● **Records for the exercise**:
::::
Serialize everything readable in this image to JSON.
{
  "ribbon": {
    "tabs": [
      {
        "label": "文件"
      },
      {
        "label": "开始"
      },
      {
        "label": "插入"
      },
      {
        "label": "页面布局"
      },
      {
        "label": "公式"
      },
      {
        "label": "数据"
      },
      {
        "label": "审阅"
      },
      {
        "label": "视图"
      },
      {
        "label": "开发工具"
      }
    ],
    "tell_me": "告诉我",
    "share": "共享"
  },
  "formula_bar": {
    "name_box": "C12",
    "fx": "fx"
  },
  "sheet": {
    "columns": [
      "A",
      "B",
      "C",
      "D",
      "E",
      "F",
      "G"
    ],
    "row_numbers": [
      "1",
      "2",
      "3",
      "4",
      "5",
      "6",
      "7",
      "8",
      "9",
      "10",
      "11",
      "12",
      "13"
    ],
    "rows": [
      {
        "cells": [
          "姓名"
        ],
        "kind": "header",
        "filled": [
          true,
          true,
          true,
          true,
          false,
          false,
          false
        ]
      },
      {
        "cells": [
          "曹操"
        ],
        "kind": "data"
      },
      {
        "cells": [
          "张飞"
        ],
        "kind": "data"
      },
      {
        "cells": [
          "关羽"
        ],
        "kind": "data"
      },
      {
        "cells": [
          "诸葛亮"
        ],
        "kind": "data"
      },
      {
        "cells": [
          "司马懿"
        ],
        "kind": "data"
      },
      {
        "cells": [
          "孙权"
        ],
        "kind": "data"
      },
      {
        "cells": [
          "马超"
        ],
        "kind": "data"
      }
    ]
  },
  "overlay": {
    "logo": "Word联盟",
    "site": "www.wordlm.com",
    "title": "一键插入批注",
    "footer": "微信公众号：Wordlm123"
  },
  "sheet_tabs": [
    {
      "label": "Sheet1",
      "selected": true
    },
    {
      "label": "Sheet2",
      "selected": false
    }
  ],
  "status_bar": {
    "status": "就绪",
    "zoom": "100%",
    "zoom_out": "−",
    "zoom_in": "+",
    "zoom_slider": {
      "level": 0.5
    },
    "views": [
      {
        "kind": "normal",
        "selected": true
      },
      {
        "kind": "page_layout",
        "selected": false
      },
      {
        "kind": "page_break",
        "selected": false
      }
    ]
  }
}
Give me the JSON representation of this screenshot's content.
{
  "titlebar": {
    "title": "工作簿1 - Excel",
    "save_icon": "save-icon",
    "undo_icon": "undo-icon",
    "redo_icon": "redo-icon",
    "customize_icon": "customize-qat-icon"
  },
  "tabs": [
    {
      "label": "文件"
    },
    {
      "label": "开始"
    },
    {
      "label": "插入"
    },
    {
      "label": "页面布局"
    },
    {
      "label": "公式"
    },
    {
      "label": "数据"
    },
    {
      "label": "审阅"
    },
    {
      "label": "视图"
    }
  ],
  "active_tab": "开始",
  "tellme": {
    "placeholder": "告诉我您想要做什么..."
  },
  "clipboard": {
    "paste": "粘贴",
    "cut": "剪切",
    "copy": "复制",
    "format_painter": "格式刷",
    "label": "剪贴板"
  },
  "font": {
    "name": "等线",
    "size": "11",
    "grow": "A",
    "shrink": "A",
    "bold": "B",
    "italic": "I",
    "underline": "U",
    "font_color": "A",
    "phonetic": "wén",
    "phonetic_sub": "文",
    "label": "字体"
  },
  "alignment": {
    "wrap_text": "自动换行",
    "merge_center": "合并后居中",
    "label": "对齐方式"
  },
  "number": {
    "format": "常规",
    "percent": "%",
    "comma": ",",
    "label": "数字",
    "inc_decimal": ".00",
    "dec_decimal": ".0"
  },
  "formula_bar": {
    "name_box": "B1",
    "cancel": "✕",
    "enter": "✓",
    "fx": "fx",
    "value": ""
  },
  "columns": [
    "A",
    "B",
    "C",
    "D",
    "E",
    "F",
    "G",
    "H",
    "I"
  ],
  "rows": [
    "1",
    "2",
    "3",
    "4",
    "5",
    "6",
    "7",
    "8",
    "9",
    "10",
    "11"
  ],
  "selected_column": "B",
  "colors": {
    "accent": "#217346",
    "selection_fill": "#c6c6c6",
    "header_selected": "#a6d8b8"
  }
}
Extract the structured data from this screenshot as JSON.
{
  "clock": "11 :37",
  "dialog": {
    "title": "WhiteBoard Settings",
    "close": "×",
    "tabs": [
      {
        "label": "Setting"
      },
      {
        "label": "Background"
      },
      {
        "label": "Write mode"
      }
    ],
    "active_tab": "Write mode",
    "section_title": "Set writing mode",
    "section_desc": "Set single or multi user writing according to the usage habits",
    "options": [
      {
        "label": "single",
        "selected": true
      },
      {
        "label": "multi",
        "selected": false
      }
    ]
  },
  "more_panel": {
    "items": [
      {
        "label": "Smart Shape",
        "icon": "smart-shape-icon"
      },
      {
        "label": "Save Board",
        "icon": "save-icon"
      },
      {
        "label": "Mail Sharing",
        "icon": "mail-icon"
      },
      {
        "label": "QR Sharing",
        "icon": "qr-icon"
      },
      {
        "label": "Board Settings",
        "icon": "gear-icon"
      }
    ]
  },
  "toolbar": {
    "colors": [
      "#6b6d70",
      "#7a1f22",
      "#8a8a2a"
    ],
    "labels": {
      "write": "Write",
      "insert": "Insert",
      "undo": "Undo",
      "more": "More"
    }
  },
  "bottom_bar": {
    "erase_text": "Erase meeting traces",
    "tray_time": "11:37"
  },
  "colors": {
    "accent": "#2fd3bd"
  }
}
::::
● **The request**:
Write out the full set of records exactly as given.

● **Task output**:
Serialize everything readable in this image to JSON.
{
  "ribbon": {
    "tabs": [
      {
        "label": "文件"
      },
      {
        "label": "开始"
      },
      {
        "label": "插入"
      },
      {
        "label": "页面布局"
      },
      {
        "label": "公式"
      },
      {
        "label": "数据"
      },
      {
        "label": "审阅"
      },
      {
        "label": "视图"
      },
      {
        "label": "开发工具"
      }
    ],
    "tell_me": "告诉我",
    "share": "共享"
  },
  "formula_bar": {
    "name_box": "C12",
    "fx": "fx"
  },
  "sheet": {
    "columns": [
      "A",
      "B",
      "C",
      "D",
      "E",
      "F",
      "G"
    ],
    "row_numbers": [
      "1",
      "2",
      "3",
      "4",
      "5",
      "6",
      "7",
      "8",
      "9",
      "10",
      "11",
      "12",
      "13"
    ],
    "rows": [
      {
        "cells": [
          "姓名"
        ],
        "kind": "header",
        "filled": [
          true,
          true,
          true,
          true,
          false,
          false,
          false
        ]
      },
      {
        "cells": [
          "曹操"
        ],
        "kind": "data"
      },
      {
        "cells": [
          "张飞"
        ],
        "kind": "data"
      },
      {
        "cells": [
          "关羽"
        ],
        "kind": "data"
      },
      {
        "cells": [
          "诸葛亮"
        ],
        "kind": "data"
      },
      {
        "cells": [
          "司马懿"
        ],
        "kind": "data"
      },
      {
        "cells": [
          "孙权"
        ],
        "kind": "data"
      },
      {
        "cells": [
          "马超"
        ],
        "kind": "data"
      }
    ]
  },
  "overlay": {
    "logo": "Word联盟",
    "site": "www.wordlm.com",
    "title": "一键插入批注",
    "footer": "微信公众号：Wordlm123"
  },
  "sheet_tabs": [
    {
      "label": "Sheet1",
      "selected": true
    },
    {
      "label": "Sheet2",
      "selected": false
    }
  ],
  "status_bar": {
    "status": "就绪",
    "zoom": "100%",
    "zoom_out": "−",
    "zoom_in": "+",
    "zoom_slider": {
      "level": 0.5
    },
    "views": [
      {
        "kind": "normal",
        "selected": true
      },
      {
        "kind": "page_layout",
        "selected": false
      },
      {
        "kind": "page_break",
        "selected": false
      }
    ]
  }
}
Give me the JSON representation of this screenshot's content.
{
  "titlebar": {
    "title": "工作簿1 - Excel",
    "save_icon": "save-icon",
    "undo_icon": "undo-icon",
    "redo_icon": "redo-icon",
    "customize_icon": "customize-qat-icon"
  },
  "tabs": [
    {
      "label": "文件"
    },
    {
      "label": "开始"
    },
    {
      "label": "插入"
    },
    {
      "label": "页面布局"
    },
    {
      "label": "公式"
    },
    {
      "label": "数据"
    },
    {
      "label": "审阅"
    },
    {
      "label": "视图"
    }
  ],
  "active_tab": "开始",
  "tellme": {
    "placeholder": "告诉我您想要做什么..."
  },
  "clipboard": {
    "paste": "粘贴",
    "cut": "剪切",
    "copy": "复制",
    "format_painter": "格式刷",
    "label": "剪贴板"
  },
  "font": {
    "name": "等线",
    "size": "11",
    "grow": "A",
    "shrink": "A",
    "bold": "B",
    "italic": "I",
    "underline": "U",
    "font_color": "A",
    "phonetic": "wén",
    "phonetic_sub": "文",
    "label": "字体"
  },
  "alignment": {
    "wrap_text": "自动换行",
    "merge_center": "合并后居中",
    "label": "对齐方式"
  },
  "number": {
    "format": "常规",
    "percent": "%",
    "comma": ",",
    "label": "数字",
    "inc_decimal": ".00",
    "dec_decimal": ".0"
  },
  "formula_bar": {
    "name_box": "B1",
    "cancel": "✕",
    "enter": "✓",
    "fx": "fx",
    "value": ""
  },
  "columns": [
    "A",
    "B",
    "C",
    "D",
    "E",
    "F",
    "G",
    "H",
    "I"
  ],
  "rows": [
    "1",
    "2",
    "3",
    "4",
    "5",
    "6",
    "7",
    "8",
    "9",
    "10",
    "11"
  ],
  "selected_column": "B",
  "colors": {
    "accent": "#217346",
    "selection_fill": "#c6c6c6",
    "header_selected": "#a6d8b8"
  }
}
Extract the structured data from this screenshot as JSON.
{
  "clock": "11 :37",
  "dialog": {
    "title": "WhiteBoard Settings",
    "close": "×",
    "tabs": [
      {
        "label": "Setting"
      },
      {
        "label": "Background"
      },
      {
        "label": "Write mode"
      }
    ],
    "active_tab": "Write mode",
    "section_title": "Set writing mode",
    "section_desc": "Set single or multi user writing according to the usage habits",
    "options": [
      {
        "label": "single",
        "selected": true
      },
      {
        "label": "multi",
        "selected": false
      }
    ]
  },
  "more_panel": {
    "items": [
      {
        "label": "Smart Shape",
        "icon": "smart-shape-icon"
      },
      {
        "label": "Save Board",
        "icon": "save-icon"
      },
      {
        "label": "Mail Sharing",
        "icon": "mail-icon"
      },
      {
        "label": "QR Sharing",
        "icon": "qr-icon"
      },
      {
        "label": "Board Settings",
        "icon": "gear-icon"
      }
    ]
  },
  "toolbar": {
    "colors": [
      "#6b6d70",
      "#7a1f22",
      "#8a8a2a"
    ],
    "labels": {
      "write": "Write",
      "insert": "Insert",
      "undo": "Undo",
      "more": "More"
    }
  },
  "bottom_bar": {
    "erase_text": "Erase meeting traces",
    "tray_time": "11:37"
  },
  "colors": {
    "accent": "#2fd3bd"
  }
}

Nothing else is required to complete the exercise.